Find the lines that contain the word "JSON" and copy each one.

-- Start Task material --

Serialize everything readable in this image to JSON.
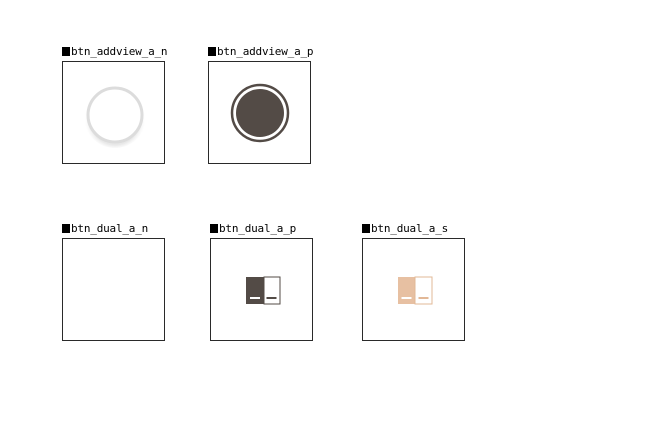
{
  "assets": [
    {
      "name": "btn_addview_a_n"
    },
    {
      "name": "btn_addview_a_p"
    },
    {
      "name": "btn_dual_a_n"
    },
    {
      "name": "btn_dual_a_p"
    },
    {
      "name": "btn_dual_a_s"
    }
  ],
  "colors": {
    "frame_border": "#2a2a2a",
    "dark_fill": "#534b46",
    "light_ring": "#dcdcdc",
    "peach_fill": "#e7c0a2",
    "peach_border": "#e2b897"
  }
}
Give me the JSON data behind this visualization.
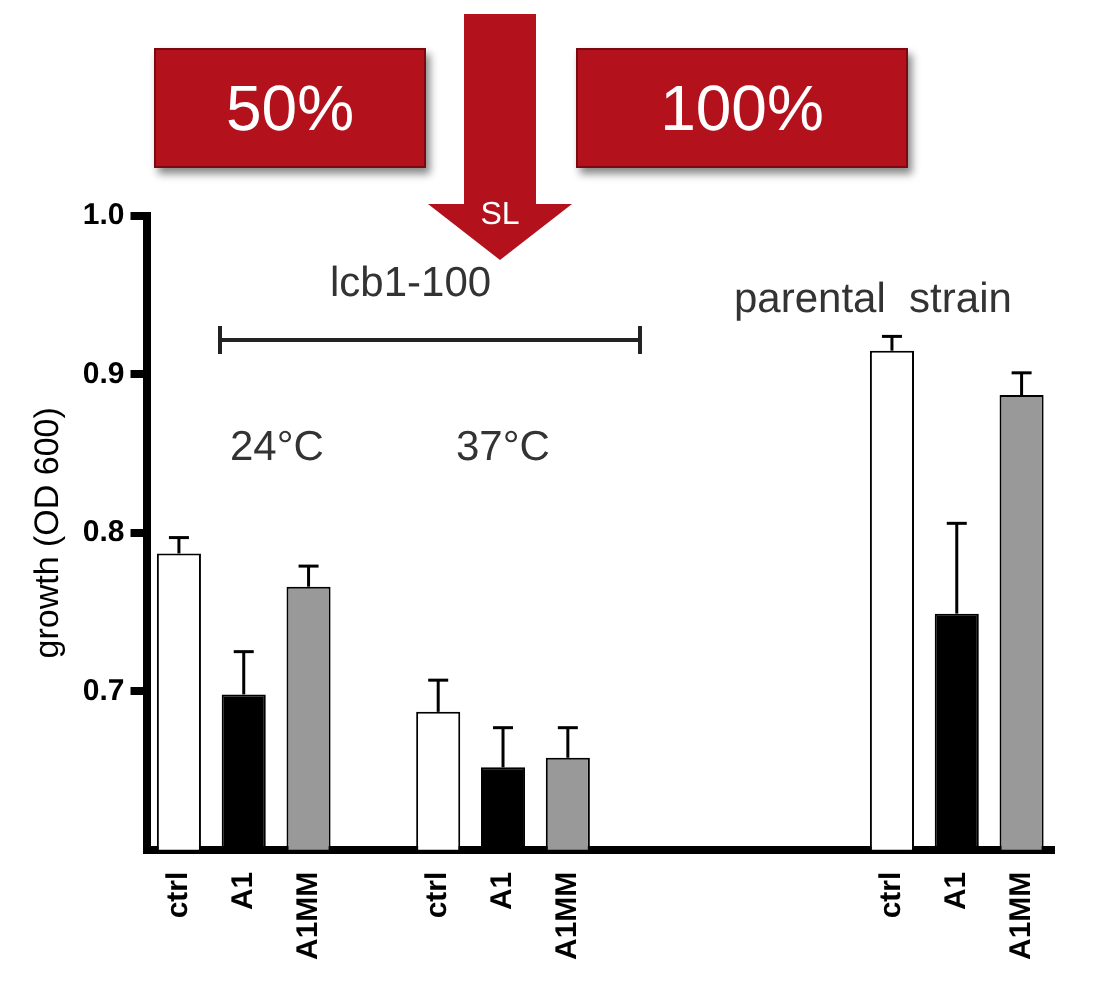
{
  "chart_data": {
    "type": "bar",
    "ylabel": "growth (OD 600)",
    "categories": [
      "ctrl",
      "A1",
      "A1MM",
      null,
      "ctrl",
      "A1",
      "A1MM",
      null,
      null,
      null,
      null,
      "ctrl",
      "A1",
      "A1MM"
    ],
    "values": [
      0.787,
      0.698,
      0.766,
      null,
      0.687,
      0.652,
      0.658,
      null,
      null,
      null,
      null,
      0.915,
      0.749,
      0.887
    ],
    "errors": [
      [
        0.787,
        0.797
      ],
      [
        0.698,
        0.725
      ],
      [
        0.766,
        0.779
      ],
      null,
      [
        0.687,
        0.707
      ],
      [
        0.652,
        0.677
      ],
      [
        0.658,
        0.677
      ],
      null,
      null,
      null,
      null,
      [
        0.915,
        0.924
      ],
      [
        0.749,
        0.806
      ],
      [
        0.887,
        0.901
      ]
    ],
    "colors": [
      "#ffffff",
      "#000000",
      "#999999",
      "#ffffff",
      "#ffffff",
      "#000000",
      "#999999",
      "#ffffff",
      "#ffffff",
      "#ffffff",
      "#ffffff",
      "#ffffff",
      "#000000",
      "#999999"
    ],
    "ylim": [
      0.6,
      1.0
    ],
    "yticks": [
      0.7,
      0.8,
      0.9,
      {
        "value": 1.0,
        "label": "1.0"
      }
    ],
    "grid": false,
    "legend": false,
    "annotations": [
      "50%",
      "100%",
      "SL",
      "lcb1-100",
      "24°C",
      "37°C",
      "parental  strain"
    ]
  }
}
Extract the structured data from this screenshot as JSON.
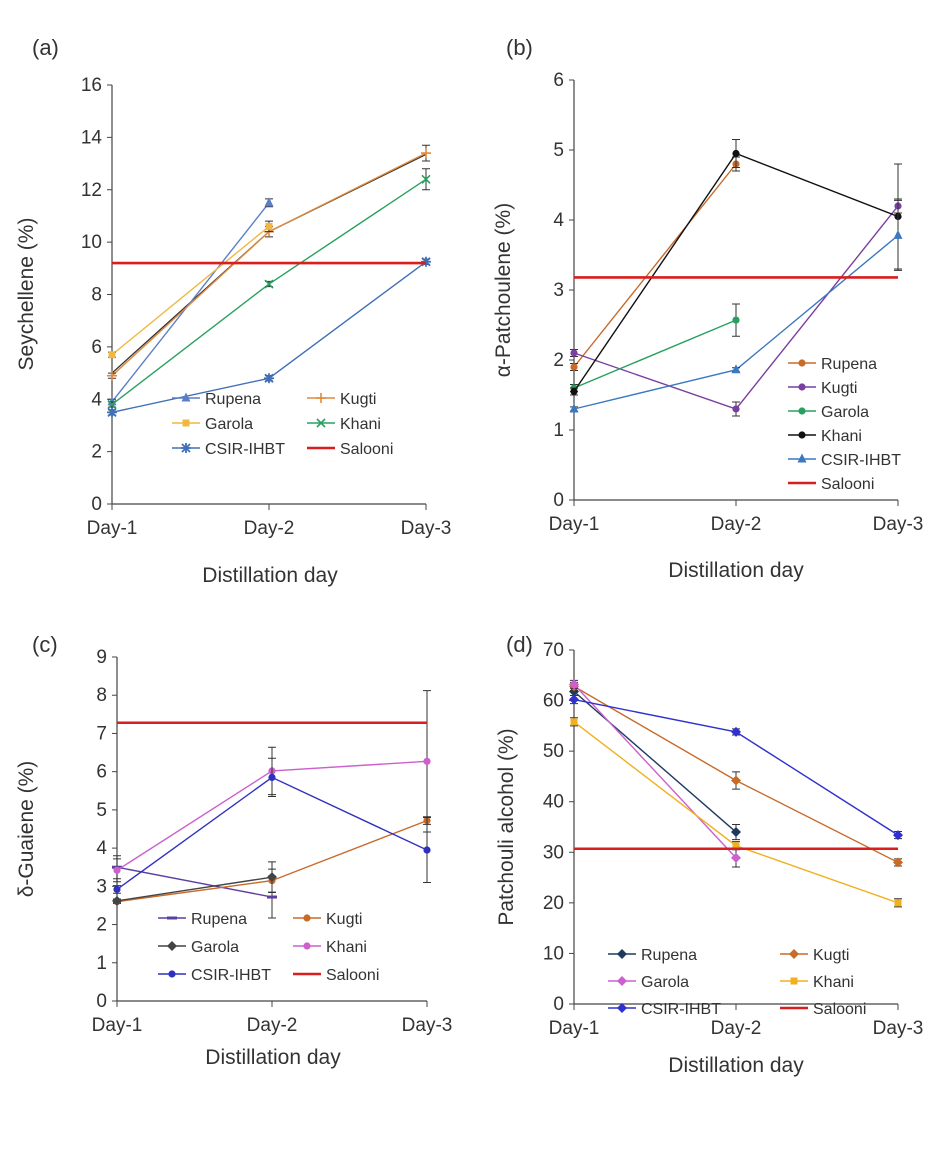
{
  "colors": {
    "Rupena_a": "#5b7fc7",
    "Kugti_a": "#e08a3c",
    "Garola_a": "#f0b840",
    "Khani_a": "#2aa060",
    "CSIR_a": "#4070b8",
    "Salooni": "#d81e1e",
    "Rupena_b": "#c86a28",
    "Kugti_b": "#7a3fa0",
    "Garola_b": "#2aa060",
    "Khani_b": "#111111",
    "CSIR_b": "#3a78c0",
    "Rupena_c": "#5b3fa0",
    "Kugti_c": "#c86a28",
    "Garola_c": "#444444",
    "Khani_c": "#cc60cc",
    "CSIR_c": "#3030c0",
    "Rupena_d": "#1f3a5f",
    "Kugti_d": "#c86a28",
    "Garola_d": "#cc60cc",
    "Khani_d": "#f0b020",
    "CSIR_d": "#3030d0"
  },
  "chart_data": [
    {
      "panel_label": "(a)",
      "type": "line",
      "categories": [
        "Day-1",
        "Day-2",
        "Day-3"
      ],
      "xlabel": "Distillation day",
      "ylabel": "Seychellene (%)",
      "ylim": [
        0,
        16
      ],
      "yticks": [
        0,
        2,
        4,
        6,
        8,
        10,
        12,
        14,
        16
      ],
      "legend_columns": 2,
      "legend_placement": "bottom-center",
      "series": [
        {
          "name": "Rupena",
          "values": [
            3.9,
            11.5,
            null
          ],
          "errors": [
            0.1,
            0.15,
            null
          ],
          "color_key": "Rupena_a",
          "marker": "triangle"
        },
        {
          "name": "Kugti",
          "values": [
            4.9,
            10.4,
            13.4
          ],
          "errors": [
            0.1,
            0.2,
            0.3
          ],
          "color_key": "Kugti_a",
          "marker": "plus"
        },
        {
          "name": "Garola",
          "values": [
            5.7,
            10.6,
            null
          ],
          "errors": [
            0.1,
            0.2,
            null
          ],
          "color_key": "Garola_a",
          "marker": "square"
        },
        {
          "name": "Khani",
          "values": [
            3.8,
            8.4,
            12.4
          ],
          "errors": [
            0.1,
            0.1,
            0.4
          ],
          "color_key": "Khani_a",
          "marker": "cross"
        },
        {
          "name": "CSIR-IHBT",
          "values": [
            3.5,
            4.8,
            9.25
          ],
          "errors": [
            0.1,
            0.1,
            0.1
          ],
          "color_key": "CSIR_a",
          "marker": "star"
        },
        {
          "name": "Salooni",
          "values": [
            9.2,
            9.2,
            9.2
          ],
          "color_key": "Salooni",
          "marker": "none",
          "reference": true
        }
      ],
      "extra_lines": [
        {
          "values": [
            5.0,
            10.4,
            13.35
          ],
          "color": "#333333"
        }
      ]
    },
    {
      "panel_label": "(b)",
      "type": "line",
      "categories": [
        "Day-1",
        "Day-2",
        "Day-3"
      ],
      "xlabel": "Distillation day",
      "ylabel": "α-Patchoulene (%)",
      "ylim": [
        0,
        6
      ],
      "yticks": [
        0,
        1,
        2,
        3,
        4,
        5,
        6
      ],
      "legend_columns": 1,
      "legend_placement": "right",
      "series": [
        {
          "name": "Rupena",
          "values": [
            1.9,
            4.8,
            null
          ],
          "errors": [
            0.05,
            0.1,
            null
          ],
          "color_key": "Rupena_b",
          "marker": "circle"
        },
        {
          "name": "Kugti",
          "values": [
            2.1,
            1.3,
            4.2
          ],
          "errors": [
            0.05,
            0.1,
            0.1
          ],
          "color_key": "Kugti_b",
          "marker": "circle"
        },
        {
          "name": "Garola",
          "values": [
            1.6,
            2.57,
            null
          ],
          "errors": [
            0.05,
            0.23,
            null
          ],
          "color_key": "Garola_b",
          "marker": "circle"
        },
        {
          "name": "Khani",
          "values": [
            1.55,
            4.95,
            4.05
          ],
          "errors": [
            0.05,
            0.2,
            0.75
          ],
          "color_key": "Khani_b",
          "marker": "circle"
        },
        {
          "name": "CSIR-IHBT",
          "values": [
            1.3,
            1.86,
            3.78
          ],
          "errors": [
            0.03,
            0.03,
            0.5
          ],
          "color_key": "CSIR_b",
          "marker": "triangle"
        },
        {
          "name": "Salooni",
          "values": [
            3.18,
            3.18,
            3.18
          ],
          "color_key": "Salooni",
          "marker": "none",
          "reference": true
        }
      ]
    },
    {
      "panel_label": "(c)",
      "type": "line",
      "categories": [
        "Day-1",
        "Day-2",
        "Day-3"
      ],
      "xlabel": "Distillation day",
      "ylabel": "δ-Guaiene (%)",
      "ylim": [
        0,
        9
      ],
      "yticks": [
        0,
        1,
        2,
        3,
        4,
        5,
        6,
        7,
        8,
        9
      ],
      "legend_columns": 2,
      "legend_placement": "bottom-center",
      "series": [
        {
          "name": "Rupena",
          "values": [
            3.5,
            2.72,
            null
          ],
          "errors": [
            0.3,
            0.55,
            null
          ],
          "color_key": "Rupena_c",
          "marker": "dash"
        },
        {
          "name": "Kugti",
          "values": [
            2.6,
            3.15,
            4.72
          ],
          "errors": [
            0.05,
            0.3,
            0.1
          ],
          "color_key": "Kugti_c",
          "marker": "circle"
        },
        {
          "name": "Garola",
          "values": [
            2.62,
            3.24,
            null
          ],
          "errors": [
            0.05,
            0.4,
            null
          ],
          "color_key": "Garola_c",
          "marker": "diamond"
        },
        {
          "name": "Khani",
          "values": [
            3.42,
            6.02,
            6.27
          ],
          "errors": [
            0.3,
            0.62,
            1.85
          ],
          "color_key": "Khani_c",
          "marker": "circle"
        },
        {
          "name": "CSIR-IHBT",
          "values": [
            2.92,
            5.85,
            3.95
          ],
          "errors": [
            0.1,
            0.5,
            0.85
          ],
          "color_key": "CSIR_c",
          "marker": "circle"
        },
        {
          "name": "Salooni",
          "values": [
            7.28,
            7.28,
            7.28
          ],
          "color_key": "Salooni",
          "marker": "none",
          "reference": true
        }
      ]
    },
    {
      "panel_label": "(d)",
      "type": "line",
      "categories": [
        "Day-1",
        "Day-2",
        "Day-3"
      ],
      "xlabel": "Distillation day",
      "ylabel": "Patchouli alcohol (%)",
      "ylim": [
        0,
        70
      ],
      "yticks": [
        0,
        10,
        20,
        30,
        40,
        50,
        60,
        70
      ],
      "legend_columns": 2,
      "legend_placement": "bottom-center",
      "series": [
        {
          "name": "Rupena",
          "values": [
            61.8,
            34.0,
            null
          ],
          "errors": [
            0.8,
            1.5,
            null
          ],
          "color_key": "Rupena_d",
          "marker": "diamond"
        },
        {
          "name": "Kugti",
          "values": [
            62.8,
            44.2,
            28.0
          ],
          "errors": [
            0.8,
            1.7,
            0.7
          ],
          "color_key": "Kugti_d",
          "marker": "diamond"
        },
        {
          "name": "Garola",
          "values": [
            63.2,
            28.9,
            null
          ],
          "errors": [
            0.8,
            1.8,
            null
          ],
          "color_key": "Garola_d",
          "marker": "diamond"
        },
        {
          "name": "Khani",
          "values": [
            55.8,
            31.3,
            20.0
          ],
          "errors": [
            0.8,
            0.8,
            0.8
          ],
          "color_key": "Khani_d",
          "marker": "square"
        },
        {
          "name": "CSIR-IHBT",
          "values": [
            60.2,
            53.8,
            33.4
          ],
          "errors": [
            0.8,
            0.6,
            0.7
          ],
          "color_key": "CSIR_d",
          "marker": "diamond"
        },
        {
          "name": "Salooni",
          "values": [
            30.7,
            30.7,
            30.7
          ],
          "color_key": "Salooni",
          "marker": "none",
          "reference": true
        }
      ]
    }
  ]
}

-- End Task material --

* _Correct result_
Serialize everything readable in this image to JSON.
Give me the JSON data behind this visualization.
Extract the structured data from this screenshot as JSON.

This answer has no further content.